* BEGIN Records shown *

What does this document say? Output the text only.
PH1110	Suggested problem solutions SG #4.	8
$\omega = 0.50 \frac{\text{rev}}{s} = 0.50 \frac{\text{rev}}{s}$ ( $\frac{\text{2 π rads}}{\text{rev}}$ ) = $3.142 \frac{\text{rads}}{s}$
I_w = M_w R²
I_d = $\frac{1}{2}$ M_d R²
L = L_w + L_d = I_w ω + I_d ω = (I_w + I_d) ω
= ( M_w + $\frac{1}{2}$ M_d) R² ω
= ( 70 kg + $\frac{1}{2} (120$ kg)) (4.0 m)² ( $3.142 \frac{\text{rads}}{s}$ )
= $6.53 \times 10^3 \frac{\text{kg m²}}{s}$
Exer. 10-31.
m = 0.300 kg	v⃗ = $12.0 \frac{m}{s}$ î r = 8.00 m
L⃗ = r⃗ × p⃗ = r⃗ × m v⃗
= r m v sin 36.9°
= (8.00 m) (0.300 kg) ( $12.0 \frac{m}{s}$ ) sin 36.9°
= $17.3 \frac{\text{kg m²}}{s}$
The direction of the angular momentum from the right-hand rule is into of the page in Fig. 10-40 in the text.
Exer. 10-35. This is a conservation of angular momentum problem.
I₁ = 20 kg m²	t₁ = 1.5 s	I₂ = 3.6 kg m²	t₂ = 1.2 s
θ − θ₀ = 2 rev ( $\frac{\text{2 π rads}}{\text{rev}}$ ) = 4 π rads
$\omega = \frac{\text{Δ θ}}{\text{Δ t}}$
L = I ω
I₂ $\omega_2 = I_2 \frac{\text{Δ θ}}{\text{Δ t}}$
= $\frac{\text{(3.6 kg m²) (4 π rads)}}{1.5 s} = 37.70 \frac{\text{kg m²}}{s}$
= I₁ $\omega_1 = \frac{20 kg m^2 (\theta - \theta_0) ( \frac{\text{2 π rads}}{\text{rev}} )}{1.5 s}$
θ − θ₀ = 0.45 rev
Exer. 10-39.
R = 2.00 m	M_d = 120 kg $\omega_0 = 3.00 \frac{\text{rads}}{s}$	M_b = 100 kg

* END Records shown *

Your objective. Extract the full set of entries word for word.

Solution for this task.
What does this document say? Output the text only.
PH1110	Suggested problem solutions SG #4.	8
$\omega = 0.50 \frac{\text{rev}}{s} = 0.50 \frac{\text{rev}}{s}$ ( $\frac{\text{2 π rads}}{\text{rev}}$ ) = $3.142 \frac{\text{rads}}{s}$
I_w = M_w R²
I_d = $\frac{1}{2}$ M_d R²
L = L_w + L_d = I_w ω + I_d ω = (I_w + I_d) ω
= ( M_w + $\frac{1}{2}$ M_d) R² ω
= ( 70 kg + $\frac{1}{2} (120$ kg)) (4.0 m)² ( $3.142 \frac{\text{rads}}{s}$ )
= $6.53 \times 10^3 \frac{\text{kg m²}}{s}$
Exer. 10-31.
m = 0.300 kg	v⃗ = $12.0 \frac{m}{s}$ î r = 8.00 m
L⃗ = r⃗ × p⃗ = r⃗ × m v⃗
= r m v sin 36.9°
= (8.00 m) (0.300 kg) ( $12.0 \frac{m}{s}$ ) sin 36.9°
= $17.3 \frac{\text{kg m²}}{s}$
The direction of the angular momentum from the right-hand rule is into of the page in Fig. 10-40 in the text.
Exer. 10-35. This is a conservation of angular momentum problem.
I₁ = 20 kg m²	t₁ = 1.5 s	I₂ = 3.6 kg m²	t₂ = 1.2 s
θ − θ₀ = 2 rev ( $\frac{\text{2 π rads}}{\text{rev}}$ ) = 4 π rads
$\omega = \frac{\text{Δ θ}}{\text{Δ t}}$
L = I ω
I₂ $\omega_2 = I_2 \frac{\text{Δ θ}}{\text{Δ t}}$
= $\frac{\text{(3.6 kg m²) (4 π rads)}}{1.5 s} = 37.70 \frac{\text{kg m²}}{s}$
= I₁ $\omega_1 = \frac{20 kg m^2 (\theta - \theta_0) ( \frac{\text{2 π rads}}{\text{rev}} )}{1.5 s}$
θ − θ₀ = 0.45 rev
Exer. 10-39.
R = 2.00 m	M_d = 120 kg $\omega_0 = 3.00 \frac{\text{rads}}{s}$	M_b = 100 kg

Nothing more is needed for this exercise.